>>>>

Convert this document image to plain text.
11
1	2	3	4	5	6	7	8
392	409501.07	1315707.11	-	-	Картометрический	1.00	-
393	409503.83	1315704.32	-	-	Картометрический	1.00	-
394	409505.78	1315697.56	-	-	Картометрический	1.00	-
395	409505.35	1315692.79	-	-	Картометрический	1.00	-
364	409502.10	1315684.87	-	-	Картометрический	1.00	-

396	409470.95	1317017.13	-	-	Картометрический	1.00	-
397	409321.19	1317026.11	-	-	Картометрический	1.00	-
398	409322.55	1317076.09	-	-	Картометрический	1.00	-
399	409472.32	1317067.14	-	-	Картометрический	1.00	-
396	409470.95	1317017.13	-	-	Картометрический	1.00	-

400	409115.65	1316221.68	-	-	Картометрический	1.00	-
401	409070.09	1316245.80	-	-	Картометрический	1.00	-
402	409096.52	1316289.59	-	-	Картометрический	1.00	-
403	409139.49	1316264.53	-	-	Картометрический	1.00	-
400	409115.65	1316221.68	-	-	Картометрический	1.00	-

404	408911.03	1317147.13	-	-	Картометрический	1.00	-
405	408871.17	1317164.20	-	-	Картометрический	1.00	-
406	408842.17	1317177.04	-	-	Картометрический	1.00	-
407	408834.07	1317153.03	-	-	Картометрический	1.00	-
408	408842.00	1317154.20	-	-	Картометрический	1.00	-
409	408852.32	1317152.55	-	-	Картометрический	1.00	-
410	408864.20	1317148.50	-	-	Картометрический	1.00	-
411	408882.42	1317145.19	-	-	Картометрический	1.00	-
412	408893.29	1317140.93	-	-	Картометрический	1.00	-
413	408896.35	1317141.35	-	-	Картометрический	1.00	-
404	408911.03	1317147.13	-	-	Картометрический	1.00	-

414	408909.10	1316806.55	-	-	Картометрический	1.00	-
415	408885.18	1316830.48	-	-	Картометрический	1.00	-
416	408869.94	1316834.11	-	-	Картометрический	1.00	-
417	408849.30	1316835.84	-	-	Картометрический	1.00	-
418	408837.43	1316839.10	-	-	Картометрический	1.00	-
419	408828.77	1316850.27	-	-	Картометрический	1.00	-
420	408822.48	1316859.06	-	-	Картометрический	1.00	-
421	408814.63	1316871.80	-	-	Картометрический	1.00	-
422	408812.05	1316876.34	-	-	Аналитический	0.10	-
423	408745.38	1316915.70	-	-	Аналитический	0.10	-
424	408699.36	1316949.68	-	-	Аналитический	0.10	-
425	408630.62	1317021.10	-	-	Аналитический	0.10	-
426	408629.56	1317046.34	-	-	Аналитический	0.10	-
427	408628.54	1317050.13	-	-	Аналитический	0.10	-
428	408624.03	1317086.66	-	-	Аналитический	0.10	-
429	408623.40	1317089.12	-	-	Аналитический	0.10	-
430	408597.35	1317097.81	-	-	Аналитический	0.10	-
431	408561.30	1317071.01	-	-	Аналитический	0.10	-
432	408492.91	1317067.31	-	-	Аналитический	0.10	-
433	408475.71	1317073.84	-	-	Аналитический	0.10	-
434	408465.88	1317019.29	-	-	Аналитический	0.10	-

<<<<

→ WHAT IS EXPECTED
Print all of the entries again, exactly as written.

→ EXERCISE SOLUTION
Convert this document image to plain text.
11
1	2	3	4	5	6	7	8
392	409501.07	1315707.11	-	-	Картометрический	1.00	-
393	409503.83	1315704.32	-	-	Картометрический	1.00	-
394	409505.78	1315697.56	-	-	Картометрический	1.00	-
395	409505.35	1315692.79	-	-	Картометрический	1.00	-
364	409502.10	1315684.87	-	-	Картометрический	1.00	-

396	409470.95	1317017.13	-	-	Картометрический	1.00	-
397	409321.19	1317026.11	-	-	Картометрический	1.00	-
398	409322.55	1317076.09	-	-	Картометрический	1.00	-
399	409472.32	1317067.14	-	-	Картометрический	1.00	-
396	409470.95	1317017.13	-	-	Картометрический	1.00	-

400	409115.65	1316221.68	-	-	Картометрический	1.00	-
401	409070.09	1316245.80	-	-	Картометрический	1.00	-
402	409096.52	1316289.59	-	-	Картометрический	1.00	-
403	409139.49	1316264.53	-	-	Картометрический	1.00	-
400	409115.65	1316221.68	-	-	Картометрический	1.00	-

404	408911.03	1317147.13	-	-	Картометрический	1.00	-
405	408871.17	1317164.20	-	-	Картометрический	1.00	-
406	408842.17	1317177.04	-	-	Картометрический	1.00	-
407	408834.07	1317153.03	-	-	Картометрический	1.00	-
408	408842.00	1317154.20	-	-	Картометрический	1.00	-
409	408852.32	1317152.55	-	-	Картометрический	1.00	-
410	408864.20	1317148.50	-	-	Картометрический	1.00	-
411	408882.42	1317145.19	-	-	Картометрический	1.00	-
412	408893.29	1317140.93	-	-	Картометрический	1.00	-
413	408896.35	1317141.35	-	-	Картометрический	1.00	-
404	408911.03	1317147.13	-	-	Картометрический	1.00	-

414	408909.10	1316806.55	-	-	Картометрический	1.00	-
415	408885.18	1316830.48	-	-	Картометрический	1.00	-
416	408869.94	1316834.11	-	-	Картометрический	1.00	-
417	408849.30	1316835.84	-	-	Картометрический	1.00	-
418	408837.43	1316839.10	-	-	Картометрический	1.00	-
419	408828.77	1316850.27	-	-	Картометрический	1.00	-
420	408822.48	1316859.06	-	-	Картометрический	1.00	-
421	408814.63	1316871.80	-	-	Картометрический	1.00	-
422	408812.05	1316876.34	-	-	Аналитический	0.10	-
423	408745.38	1316915.70	-	-	Аналитический	0.10	-
424	408699.36	1316949.68	-	-	Аналитический	0.10	-
425	408630.62	1317021.10	-	-	Аналитический	0.10	-
426	408629.56	1317046.34	-	-	Аналитический	0.10	-
427	408628.54	1317050.13	-	-	Аналитический	0.10	-
428	408624.03	1317086.66	-	-	Аналитический	0.10	-
429	408623.40	1317089.12	-	-	Аналитический	0.10	-
430	408597.35	1317097.81	-	-	Аналитический	0.10	-
431	408561.30	1317071.01	-	-	Аналитический	0.10	-
432	408492.91	1317067.31	-	-	Аналитический	0.10	-
433	408475.71	1317073.84	-	-	Аналитический	0.10	-
434	408465.88	1317019.29	-	-	Аналитический	0.10	-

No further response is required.